__WRITTEN REQUEST__:
The records below are to be copied word for word, with every picture left out.

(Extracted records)
....................

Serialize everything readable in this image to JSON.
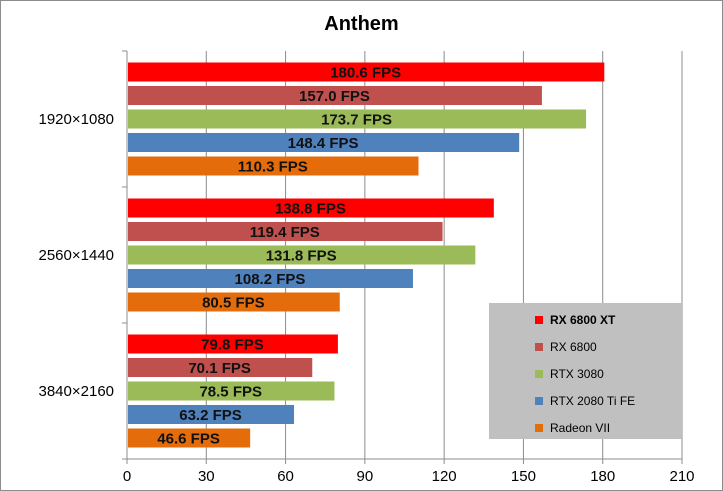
{
  "chart_data": {
    "type": "bar",
    "orientation": "horizontal",
    "title": "Anthem",
    "categories": [
      "1920×1080",
      "2560×1440",
      "3840×2160"
    ],
    "series": [
      {
        "name": "RX 6800 XT",
        "color": "#ff0000",
        "values": [
          180.6,
          138.8,
          79.8
        ],
        "labels": [
          "180.6 FPS",
          "138.8 FPS",
          "79.8 FPS"
        ]
      },
      {
        "name": "RX 6800",
        "color": "#c0504d",
        "values": [
          157.0,
          119.4,
          70.1
        ],
        "labels": [
          "157.0 FPS",
          "119.4 FPS",
          "70.1 FPS"
        ]
      },
      {
        "name": "RTX 3080",
        "color": "#9bbb59",
        "values": [
          173.7,
          131.8,
          78.5
        ],
        "labels": [
          "173.7 FPS",
          "131.8 FPS",
          "78.5 FPS"
        ]
      },
      {
        "name": "RTX 2080 Ti FE",
        "color": "#4f81bd",
        "values": [
          148.4,
          108.2,
          63.2
        ],
        "labels": [
          "148.4 FPS",
          "108.2 FPS",
          "63.2 FPS"
        ]
      },
      {
        "name": "Radeon VII",
        "color": "#e46c0a",
        "values": [
          110.3,
          80.5,
          46.6
        ],
        "labels": [
          "110.3 FPS",
          "80.5 FPS",
          "46.6 FPS"
        ]
      }
    ],
    "xlim": [
      0,
      210
    ],
    "xticks": [
      "0",
      "30",
      "60",
      "90",
      "120",
      "150",
      "180",
      "210"
    ],
    "grid": true,
    "legend_position": "bottom-right"
  }
}
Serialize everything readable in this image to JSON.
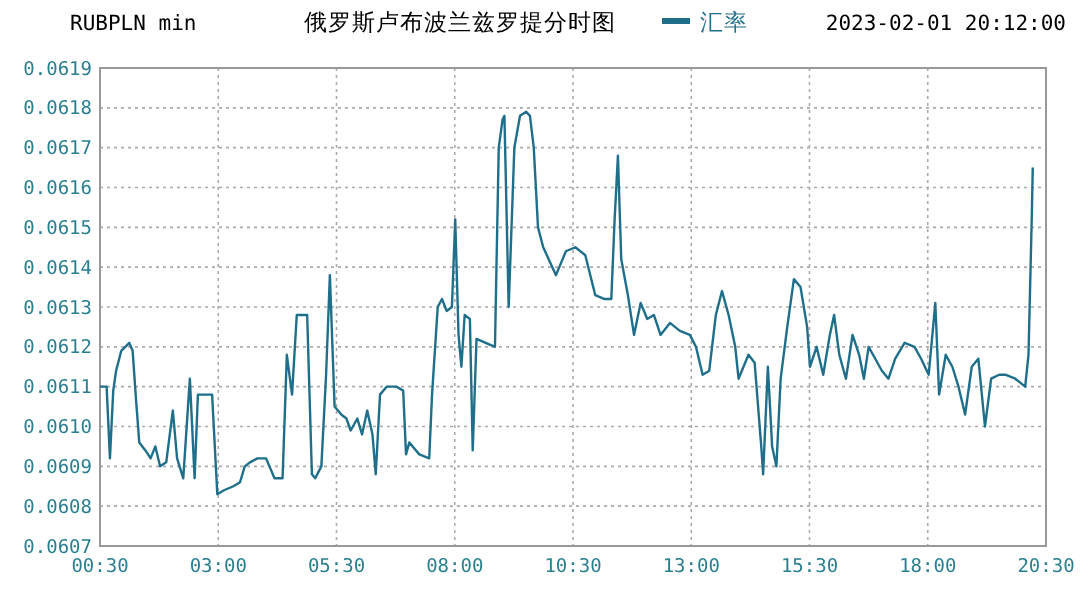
{
  "chart_data": {
    "type": "line",
    "title": "俄罗斯卢布波兰兹罗提分时图",
    "subtitle": "RUBPLN min",
    "annotations": [
      "2023-02-01 20:12:00"
    ],
    "xlim": [
      0.5,
      20.5
    ],
    "xticks": [
      {
        "value": 0.5,
        "label": "00:30"
      },
      {
        "value": 3,
        "label": "03:00"
      },
      {
        "value": 5.5,
        "label": "05:30"
      },
      {
        "value": 8,
        "label": "08:00"
      },
      {
        "value": 10.5,
        "label": "10:30"
      },
      {
        "value": 13,
        "label": "13:00"
      },
      {
        "value": 15.5,
        "label": "15:30"
      },
      {
        "value": 18,
        "label": "18:00"
      },
      {
        "value": 20.5,
        "label": "20:30"
      }
    ],
    "ylim": [
      0.0607,
      0.0619
    ],
    "yticks": [
      0.0607,
      0.0608,
      0.0609,
      {
        "value": 0.061,
        "label": "0.0610"
      },
      0.0611,
      0.0612,
      0.0613,
      0.0614,
      0.0615,
      0.0616,
      0.0617,
      0.0618,
      0.0619
    ],
    "grid": true,
    "legend": "top",
    "marker": "none",
    "line_style": "solid",
    "series": [
      {
        "name": "汇率",
        "color": "#1f6f8b",
        "x": [
          0.5,
          0.64,
          0.71,
          0.78,
          0.84,
          0.95,
          1.12,
          1.19,
          1.26,
          1.33,
          1.46,
          1.57,
          1.67,
          1.77,
          1.9,
          2.04,
          2.13,
          2.26,
          2.4,
          2.5,
          2.57,
          2.7,
          2.87,
          2.98,
          3.12,
          3.32,
          3.46,
          3.56,
          3.67,
          3.83,
          4.01,
          4.19,
          4.36,
          4.45,
          4.56,
          4.66,
          4.88,
          4.98,
          5.05,
          5.18,
          5.28,
          5.36,
          5.46,
          5.6,
          5.71,
          5.8,
          5.94,
          6.04,
          6.15,
          6.26,
          6.33,
          6.42,
          6.56,
          6.77,
          6.91,
          6.97,
          7.04,
          7.25,
          7.46,
          7.52,
          7.64,
          7.73,
          7.83,
          7.94,
          8.01,
          8.08,
          8.14,
          8.21,
          8.32,
          8.38,
          8.46,
          8.85,
          8.93,
          9.01,
          9.05,
          9.14,
          9.26,
          9.38,
          9.51,
          9.59,
          9.67,
          9.76,
          9.87,
          10.14,
          10.35,
          10.55,
          10.76,
          10.97,
          11.17,
          11.31,
          11.38,
          11.45,
          11.52,
          11.66,
          11.79,
          11.93,
          12.07,
          12.21,
          12.35,
          12.55,
          12.76,
          12.97,
          13.1,
          13.24,
          13.38,
          13.52,
          13.65,
          13.79,
          13.93,
          14.0,
          14.21,
          14.34,
          14.48,
          14.52,
          14.62,
          14.71,
          14.8,
          14.89,
          15.03,
          15.17,
          15.31,
          15.45,
          15.51,
          15.65,
          15.79,
          15.93,
          16.02,
          16.13,
          16.27,
          16.41,
          16.55,
          16.65,
          16.75,
          16.89,
          17.03,
          17.17,
          17.31,
          17.51,
          17.72,
          17.86,
          18.02,
          18.16,
          18.24,
          18.38,
          18.52,
          18.65,
          18.79,
          18.93,
          19.07,
          19.21,
          19.34,
          19.51,
          19.64,
          19.85,
          20.06,
          20.13,
          20.2,
          20.22
        ],
        "values": [
          0.0611,
          0.0611,
          0.06092,
          0.06109,
          0.06114,
          0.06119,
          0.06121,
          0.06119,
          0.06107,
          0.06096,
          0.06094,
          0.06092,
          0.06095,
          0.0609,
          0.06091,
          0.06104,
          0.06092,
          0.06087,
          0.06112,
          0.06087,
          0.06108,
          0.06108,
          0.06108,
          0.06083,
          0.06084,
          0.06085,
          0.06086,
          0.0609,
          0.06091,
          0.06092,
          0.06092,
          0.06087,
          0.06087,
          0.06118,
          0.06108,
          0.06128,
          0.06128,
          0.06088,
          0.06087,
          0.0609,
          0.06113,
          0.06138,
          0.06105,
          0.06103,
          0.06102,
          0.06099,
          0.06102,
          0.06098,
          0.06104,
          0.06098,
          0.06088,
          0.06108,
          0.0611,
          0.0611,
          0.06109,
          0.06093,
          0.06096,
          0.06093,
          0.06092,
          0.06108,
          0.0613,
          0.06132,
          0.06129,
          0.0613,
          0.06152,
          0.06123,
          0.06115,
          0.06128,
          0.06127,
          0.06094,
          0.06122,
          0.0612,
          0.0617,
          0.06177,
          0.06178,
          0.0613,
          0.0617,
          0.06178,
          0.06179,
          0.06178,
          0.0617,
          0.0615,
          0.06145,
          0.06138,
          0.06144,
          0.06145,
          0.06143,
          0.06133,
          0.06132,
          0.06132,
          0.06152,
          0.06168,
          0.06142,
          0.06133,
          0.06123,
          0.06131,
          0.06127,
          0.06128,
          0.06123,
          0.06126,
          0.06124,
          0.06123,
          0.0612,
          0.06113,
          0.06114,
          0.06128,
          0.06134,
          0.06128,
          0.0612,
          0.06112,
          0.06118,
          0.06116,
          0.06095,
          0.06088,
          0.06115,
          0.06095,
          0.0609,
          0.06112,
          0.06125,
          0.06137,
          0.06135,
          0.06125,
          0.06115,
          0.0612,
          0.06113,
          0.06123,
          0.06128,
          0.06118,
          0.06112,
          0.06123,
          0.06118,
          0.06112,
          0.0612,
          0.06117,
          0.06114,
          0.06112,
          0.06117,
          0.06121,
          0.0612,
          0.06117,
          0.06113,
          0.06131,
          0.06108,
          0.06118,
          0.06115,
          0.0611,
          0.06103,
          0.06115,
          0.06117,
          0.061,
          0.06112,
          0.06113,
          0.06113,
          0.06112,
          0.0611,
          0.06118,
          0.06153,
          0.06165
        ]
      }
    ]
  }
}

....................

__OUTPUT__:
Serialize everything readable in this image to JSON.
{
  "chart_data": {
    "type": "bar",
    "orientation": "horizontal",
    "title": "Anthem",
    "categories": [
      "1920×1080",
      "2560×1440",
      "3840×2160"
    ],
    "series": [
      {
        "name": "RX 6800 XT",
        "color": "#ff0000",
        "values": [
          180.6,
          138.8,
          79.8
        ],
        "labels": [
          "180.6 FPS",
          "138.8 FPS",
          "79.8 FPS"
        ]
      },
      {
        "name": "RX 6800",
        "color": "#c0504d",
        "values": [
          157.0,
          119.4,
          70.1
        ],
        "labels": [
          "157.0 FPS",
          "119.4 FPS",
          "70.1 FPS"
        ]
      },
      {
        "name": "RTX 3080",
        "color": "#9bbb59",
        "values": [
          173.7,
          131.8,
          78.5
        ],
        "labels": [
          "173.7 FPS",
          "131.8 FPS",
          "78.5 FPS"
        ]
      },
      {
        "name": "RTX 2080 Ti FE",
        "color": "#4f81bd",
        "values": [
          148.4,
          108.2,
          63.2
        ],
        "labels": [
          "148.4 FPS",
          "108.2 FPS",
          "63.2 FPS"
        ]
      },
      {
        "name": "Radeon VII",
        "color": "#e46c0a",
        "values": [
          110.3,
          80.5,
          46.6
        ],
        "labels": [
          "110.3 FPS",
          "80.5 FPS",
          "46.6 FPS"
        ]
      }
    ],
    "xlim": [
      0,
      210
    ],
    "xticks": [
      "0",
      "30",
      "60",
      "90",
      "120",
      "150",
      "180",
      "210"
    ],
    "grid": true,
    "legend_position": "bottom-right"
  }
}
Serialize everything readable in this image to JSON.
{
  "chart_data": {
    "type": "line",
    "title": "俄罗斯卢布波兰兹罗提分时图",
    "subtitle": "RUBPLN min",
    "annotations": [
      "2023-02-01 20:12:00"
    ],
    "xlim": [
      0.5,
      20.5
    ],
    "xticks": [
      {
        "value": 0.5,
        "label": "00:30"
      },
      {
        "value": 3,
        "label": "03:00"
      },
      {
        "value": 5.5,
        "label": "05:30"
      },
      {
        "value": 8,
        "label": "08:00"
      },
      {
        "value": 10.5,
        "label": "10:30"
      },
      {
        "value": 13,
        "label": "13:00"
      },
      {
        "value": 15.5,
        "label": "15:30"
      },
      {
        "value": 18,
        "label": "18:00"
      },
      {
        "value": 20.5,
        "label": "20:30"
      }
    ],
    "ylim": [
      0.0607,
      0.0619
    ],
    "yticks": [
      0.0607,
      0.0608,
      0.0609,
      {
        "value": 0.061,
        "label": "0.0610"
      },
      0.0611,
      0.0612,
      0.0613,
      0.0614,
      0.0615,
      0.0616,
      0.0617,
      0.0618,
      0.0619
    ],
    "grid": true,
    "legend": "top",
    "marker": "none",
    "line_style": "solid",
    "series": [
      {
        "name": "汇率",
        "color": "#1f6f8b",
        "x": [
          0.5,
          0.64,
          0.71,
          0.78,
          0.84,
          0.95,
          1.12,
          1.19,
          1.26,
          1.33,
          1.46,
          1.57,
          1.67,
          1.77,
          1.9,
          2.04,
          2.13,
          2.26,
          2.4,
          2.5,
          2.57,
          2.7,
          2.87,
          2.98,
          3.12,
          3.32,
          3.46,
          3.56,
          3.67,
          3.83,
          4.01,
          4.19,
          4.36,
          4.45,
          4.56,
          4.66,
          4.88,
          4.98,
          5.05,
          5.18,
          5.28,
          5.36,
          5.46,
          5.6,
          5.71,
          5.8,
          5.94,
          6.04,
          6.15,
          6.26,
          6.33,
          6.42,
          6.56,
          6.77,
          6.91,
          6.97,
          7.04,
          7.25,
          7.46,
          7.52,
          7.64,
          7.73,
          7.83,
          7.94,
          8.01,
          8.08,
          8.14,
          8.21,
          8.32,
          8.38,
          8.46,
          8.85,
          8.93,
          9.01,
          9.05,
          9.14,
          9.26,
          9.38,
          9.51,
          9.59,
          9.67,
          9.76,
          9.87,
          10.14,
          10.35,
          10.55,
          10.76,
          10.97,
          11.17,
          11.31,
          11.38,
          11.45,
          11.52,
          11.66,
          11.79,
          11.93,
          12.07,
          12.21,
          12.35,
          12.55,
          12.76,
          12.97,
          13.1,
          13.24,
          13.38,
          13.52,
          13.65,
          13.79,
          13.93,
          14.0,
          14.21,
          14.34,
          14.48,
          14.52,
          14.62,
          14.71,
          14.8,
          14.89,
          15.03,
          15.17,
          15.31,
          15.45,
          15.51,
          15.65,
          15.79,
          15.93,
          16.02,
          16.13,
          16.27,
          16.41,
          16.55,
          16.65,
          16.75,
          16.89,
          17.03,
          17.17,
          17.31,
          17.51,
          17.72,
          17.86,
          18.02,
          18.16,
          18.24,
          18.38,
          18.52,
          18.65,
          18.79,
          18.93,
          19.07,
          19.21,
          19.34,
          19.51,
          19.64,
          19.85,
          20.06,
          20.13,
          20.2,
          20.22
        ],
        "values": [
          0.0611,
          0.0611,
          0.06092,
          0.06109,
          0.06114,
          0.06119,
          0.06121,
          0.06119,
          0.06107,
          0.06096,
          0.06094,
          0.06092,
          0.06095,
          0.0609,
          0.06091,
          0.06104,
          0.06092,
          0.06087,
          0.06112,
          0.06087,
          0.06108,
          0.06108,
          0.06108,
          0.06083,
          0.06084,
          0.06085,
          0.06086,
          0.0609,
          0.06091,
          0.06092,
          0.06092,
          0.06087,
          0.06087,
          0.06118,
          0.06108,
          0.06128,
          0.06128,
          0.06088,
          0.06087,
          0.0609,
          0.06113,
          0.06138,
          0.06105,
          0.06103,
          0.06102,
          0.06099,
          0.06102,
          0.06098,
          0.06104,
          0.06098,
          0.06088,
          0.06108,
          0.0611,
          0.0611,
          0.06109,
          0.06093,
          0.06096,
          0.06093,
          0.06092,
          0.06108,
          0.0613,
          0.06132,
          0.06129,
          0.0613,
          0.06152,
          0.06123,
          0.06115,
          0.06128,
          0.06127,
          0.06094,
          0.06122,
          0.0612,
          0.0617,
          0.06177,
          0.06178,
          0.0613,
          0.0617,
          0.06178,
          0.06179,
          0.06178,
          0.0617,
          0.0615,
          0.06145,
          0.06138,
          0.06144,
          0.06145,
          0.06143,
          0.06133,
          0.06132,
          0.06132,
          0.06152,
          0.06168,
          0.06142,
          0.06133,
          0.06123,
          0.06131,
          0.06127,
          0.06128,
          0.06123,
          0.06126,
          0.06124,
          0.06123,
          0.0612,
          0.06113,
          0.06114,
          0.06128,
          0.06134,
          0.06128,
          0.0612,
          0.06112,
          0.06118,
          0.06116,
          0.06095,
          0.06088,
          0.06115,
          0.06095,
          0.0609,
          0.06112,
          0.06125,
          0.06137,
          0.06135,
          0.06125,
          0.06115,
          0.0612,
          0.06113,
          0.06123,
          0.06128,
          0.06118,
          0.06112,
          0.06123,
          0.06118,
          0.06112,
          0.0612,
          0.06117,
          0.06114,
          0.06112,
          0.06117,
          0.06121,
          0.0612,
          0.06117,
          0.06113,
          0.06131,
          0.06108,
          0.06118,
          0.06115,
          0.0611,
          0.06103,
          0.06115,
          0.06117,
          0.061,
          0.06112,
          0.06113,
          0.06113,
          0.06112,
          0.0611,
          0.06118,
          0.06153,
          0.06165
        ]
      }
    ]
  }
}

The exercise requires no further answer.